• **SET TASK**
List each line holding the string "ISMC".
--- start of RAW DATA ---
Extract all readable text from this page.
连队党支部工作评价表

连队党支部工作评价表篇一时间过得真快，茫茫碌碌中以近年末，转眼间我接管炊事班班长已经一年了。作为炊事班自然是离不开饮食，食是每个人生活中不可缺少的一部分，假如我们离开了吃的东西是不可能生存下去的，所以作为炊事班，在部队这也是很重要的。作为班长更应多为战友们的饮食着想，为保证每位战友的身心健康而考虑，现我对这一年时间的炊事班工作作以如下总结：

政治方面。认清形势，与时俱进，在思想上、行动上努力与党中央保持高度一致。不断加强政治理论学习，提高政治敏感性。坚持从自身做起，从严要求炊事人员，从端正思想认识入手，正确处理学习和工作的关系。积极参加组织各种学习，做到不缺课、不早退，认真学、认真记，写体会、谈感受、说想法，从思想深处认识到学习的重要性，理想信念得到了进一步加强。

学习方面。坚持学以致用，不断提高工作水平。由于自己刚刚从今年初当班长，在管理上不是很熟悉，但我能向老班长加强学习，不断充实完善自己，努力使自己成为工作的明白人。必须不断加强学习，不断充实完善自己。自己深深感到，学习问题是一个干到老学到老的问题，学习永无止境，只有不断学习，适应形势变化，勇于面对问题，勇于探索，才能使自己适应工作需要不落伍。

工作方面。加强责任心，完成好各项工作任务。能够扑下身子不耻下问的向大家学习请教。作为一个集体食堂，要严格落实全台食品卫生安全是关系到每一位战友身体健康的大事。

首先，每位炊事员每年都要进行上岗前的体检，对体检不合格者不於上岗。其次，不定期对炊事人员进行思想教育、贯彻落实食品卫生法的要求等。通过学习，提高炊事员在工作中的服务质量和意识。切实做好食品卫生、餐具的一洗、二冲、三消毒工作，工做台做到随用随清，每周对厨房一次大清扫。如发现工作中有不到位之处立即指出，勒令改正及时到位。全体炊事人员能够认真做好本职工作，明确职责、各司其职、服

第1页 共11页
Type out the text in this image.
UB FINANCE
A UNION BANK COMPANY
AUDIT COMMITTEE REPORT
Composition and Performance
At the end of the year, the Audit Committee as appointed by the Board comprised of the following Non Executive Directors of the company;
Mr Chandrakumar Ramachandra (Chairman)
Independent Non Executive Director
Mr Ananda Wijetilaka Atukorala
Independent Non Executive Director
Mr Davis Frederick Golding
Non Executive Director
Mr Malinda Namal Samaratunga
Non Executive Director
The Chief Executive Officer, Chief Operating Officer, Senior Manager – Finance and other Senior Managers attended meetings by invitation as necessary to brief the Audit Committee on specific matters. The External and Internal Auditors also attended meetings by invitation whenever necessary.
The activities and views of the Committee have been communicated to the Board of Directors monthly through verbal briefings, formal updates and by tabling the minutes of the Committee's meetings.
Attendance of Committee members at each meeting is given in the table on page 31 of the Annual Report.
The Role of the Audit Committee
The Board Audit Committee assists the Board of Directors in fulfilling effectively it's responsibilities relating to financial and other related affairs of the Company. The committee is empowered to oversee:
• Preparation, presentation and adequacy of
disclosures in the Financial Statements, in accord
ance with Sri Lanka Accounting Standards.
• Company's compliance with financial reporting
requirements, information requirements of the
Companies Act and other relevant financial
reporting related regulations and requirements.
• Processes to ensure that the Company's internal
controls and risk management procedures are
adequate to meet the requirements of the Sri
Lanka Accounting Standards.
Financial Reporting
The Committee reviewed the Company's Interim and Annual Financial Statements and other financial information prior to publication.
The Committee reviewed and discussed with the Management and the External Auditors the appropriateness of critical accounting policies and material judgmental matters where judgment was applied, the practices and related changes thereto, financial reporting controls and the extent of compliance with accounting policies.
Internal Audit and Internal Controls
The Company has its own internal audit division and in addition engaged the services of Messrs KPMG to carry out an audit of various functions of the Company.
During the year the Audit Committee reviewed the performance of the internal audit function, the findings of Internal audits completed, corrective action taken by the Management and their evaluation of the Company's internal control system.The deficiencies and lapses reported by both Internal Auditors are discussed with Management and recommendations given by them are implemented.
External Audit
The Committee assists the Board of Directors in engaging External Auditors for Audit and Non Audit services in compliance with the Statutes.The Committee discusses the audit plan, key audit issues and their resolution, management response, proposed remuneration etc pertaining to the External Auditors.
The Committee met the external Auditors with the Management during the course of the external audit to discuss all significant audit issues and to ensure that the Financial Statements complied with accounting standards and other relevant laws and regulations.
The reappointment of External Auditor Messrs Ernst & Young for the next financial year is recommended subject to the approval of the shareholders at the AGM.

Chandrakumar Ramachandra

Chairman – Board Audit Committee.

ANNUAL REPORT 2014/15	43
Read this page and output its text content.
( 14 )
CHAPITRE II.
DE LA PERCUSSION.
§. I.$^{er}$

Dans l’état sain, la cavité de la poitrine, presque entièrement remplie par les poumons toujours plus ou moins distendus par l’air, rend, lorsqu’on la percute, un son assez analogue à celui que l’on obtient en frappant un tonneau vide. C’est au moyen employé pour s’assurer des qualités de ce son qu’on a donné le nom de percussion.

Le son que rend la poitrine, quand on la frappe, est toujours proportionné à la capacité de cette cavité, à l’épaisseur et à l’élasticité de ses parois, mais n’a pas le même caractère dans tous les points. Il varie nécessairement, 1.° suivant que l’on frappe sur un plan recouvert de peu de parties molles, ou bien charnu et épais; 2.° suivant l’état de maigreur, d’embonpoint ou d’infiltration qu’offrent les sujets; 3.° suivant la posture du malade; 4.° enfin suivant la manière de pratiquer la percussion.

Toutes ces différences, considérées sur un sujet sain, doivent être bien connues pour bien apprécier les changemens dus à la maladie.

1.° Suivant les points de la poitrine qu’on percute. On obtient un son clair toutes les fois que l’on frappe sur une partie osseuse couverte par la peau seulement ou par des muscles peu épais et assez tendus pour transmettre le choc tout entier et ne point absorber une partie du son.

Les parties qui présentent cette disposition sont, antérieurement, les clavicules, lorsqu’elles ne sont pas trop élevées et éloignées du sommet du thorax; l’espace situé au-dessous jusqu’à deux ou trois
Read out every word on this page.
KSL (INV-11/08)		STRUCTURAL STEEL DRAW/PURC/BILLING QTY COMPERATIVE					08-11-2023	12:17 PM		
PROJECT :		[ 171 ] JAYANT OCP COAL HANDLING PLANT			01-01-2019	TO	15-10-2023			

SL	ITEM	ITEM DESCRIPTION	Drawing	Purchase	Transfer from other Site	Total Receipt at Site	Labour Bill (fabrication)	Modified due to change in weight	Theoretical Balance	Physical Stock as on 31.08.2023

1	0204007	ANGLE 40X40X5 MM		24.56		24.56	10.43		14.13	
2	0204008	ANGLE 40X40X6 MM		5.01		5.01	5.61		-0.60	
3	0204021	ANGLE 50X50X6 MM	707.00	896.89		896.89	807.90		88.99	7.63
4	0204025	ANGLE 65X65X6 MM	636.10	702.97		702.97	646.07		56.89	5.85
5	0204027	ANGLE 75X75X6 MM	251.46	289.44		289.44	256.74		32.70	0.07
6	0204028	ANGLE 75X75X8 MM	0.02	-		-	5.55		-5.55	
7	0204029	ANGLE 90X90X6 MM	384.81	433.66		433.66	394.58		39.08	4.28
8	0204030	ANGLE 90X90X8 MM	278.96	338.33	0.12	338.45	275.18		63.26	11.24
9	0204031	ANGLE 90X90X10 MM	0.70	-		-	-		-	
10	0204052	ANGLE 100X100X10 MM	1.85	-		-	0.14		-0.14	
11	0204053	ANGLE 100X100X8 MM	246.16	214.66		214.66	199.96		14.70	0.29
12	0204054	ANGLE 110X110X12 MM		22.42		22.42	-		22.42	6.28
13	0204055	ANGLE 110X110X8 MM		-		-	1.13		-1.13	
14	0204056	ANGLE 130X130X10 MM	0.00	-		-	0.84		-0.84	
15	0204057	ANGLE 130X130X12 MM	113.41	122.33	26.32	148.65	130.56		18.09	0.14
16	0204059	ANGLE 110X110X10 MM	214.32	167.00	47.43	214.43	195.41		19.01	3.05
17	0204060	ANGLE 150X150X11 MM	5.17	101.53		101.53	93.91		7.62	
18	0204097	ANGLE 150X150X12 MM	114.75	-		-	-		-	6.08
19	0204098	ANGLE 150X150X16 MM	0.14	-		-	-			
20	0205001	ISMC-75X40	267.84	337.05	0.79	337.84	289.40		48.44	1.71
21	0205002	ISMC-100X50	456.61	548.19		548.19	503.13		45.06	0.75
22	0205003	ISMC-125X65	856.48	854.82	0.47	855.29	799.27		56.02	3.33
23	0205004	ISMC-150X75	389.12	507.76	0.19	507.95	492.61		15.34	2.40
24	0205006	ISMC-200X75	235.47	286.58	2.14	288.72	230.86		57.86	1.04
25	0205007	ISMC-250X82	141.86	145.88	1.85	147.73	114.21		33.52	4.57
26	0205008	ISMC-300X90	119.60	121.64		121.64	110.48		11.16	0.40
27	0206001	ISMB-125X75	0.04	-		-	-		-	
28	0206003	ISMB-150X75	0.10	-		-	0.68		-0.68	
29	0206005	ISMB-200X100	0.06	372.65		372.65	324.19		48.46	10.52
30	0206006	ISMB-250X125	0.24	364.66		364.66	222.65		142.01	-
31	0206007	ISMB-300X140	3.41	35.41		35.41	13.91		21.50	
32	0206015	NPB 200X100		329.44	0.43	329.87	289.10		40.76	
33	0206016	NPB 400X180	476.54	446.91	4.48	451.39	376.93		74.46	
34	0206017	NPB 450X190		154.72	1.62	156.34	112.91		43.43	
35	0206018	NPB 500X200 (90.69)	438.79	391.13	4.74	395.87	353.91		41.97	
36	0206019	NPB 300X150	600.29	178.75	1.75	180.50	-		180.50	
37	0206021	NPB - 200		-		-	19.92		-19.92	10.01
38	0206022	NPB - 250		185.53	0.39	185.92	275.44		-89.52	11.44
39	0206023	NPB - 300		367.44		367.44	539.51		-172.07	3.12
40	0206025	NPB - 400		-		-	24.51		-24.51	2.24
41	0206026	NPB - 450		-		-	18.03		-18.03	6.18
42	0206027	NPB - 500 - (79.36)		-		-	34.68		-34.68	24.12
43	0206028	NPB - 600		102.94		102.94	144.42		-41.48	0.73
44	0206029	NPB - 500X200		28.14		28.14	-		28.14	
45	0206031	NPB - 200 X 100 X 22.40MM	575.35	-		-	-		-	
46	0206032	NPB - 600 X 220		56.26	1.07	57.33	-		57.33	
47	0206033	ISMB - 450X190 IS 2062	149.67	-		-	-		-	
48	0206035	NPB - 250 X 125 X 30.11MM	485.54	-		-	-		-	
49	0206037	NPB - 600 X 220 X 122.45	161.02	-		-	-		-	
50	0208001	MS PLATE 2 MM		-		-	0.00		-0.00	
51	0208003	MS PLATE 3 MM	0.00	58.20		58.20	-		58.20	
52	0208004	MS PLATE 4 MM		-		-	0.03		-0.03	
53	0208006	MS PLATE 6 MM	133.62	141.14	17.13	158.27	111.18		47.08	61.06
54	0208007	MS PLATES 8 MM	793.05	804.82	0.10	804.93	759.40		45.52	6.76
--- end of RAW DATA ---
• **FINISHED ANSWER**
20	0205001	ISMC-75X40	267.84	337.05	0.79	337.84	289.40		48.44	1.71
21	0205002	ISMC-100X50	456.61	548.19		548.19	503.13		45.06	0.75
22	0205003	ISMC-125X65	856.48	854.82	0.47	855.29	799.27		56.02	3.33
23	0205004	ISMC-150X75	389.12	507.76	0.19	507.95	492.61		15.34	2.40
24	0205006	ISMC-200X75	235.47	286.58	2.14	288.72	230.86		57.86	1.04
25	0205007	ISMC-250X82	141.86	145.88	1.85	147.73	114.21		33.52	4.57
26	0205008	ISMC-300X90	119.60	121.64		121.64	110.48		11.16	0.40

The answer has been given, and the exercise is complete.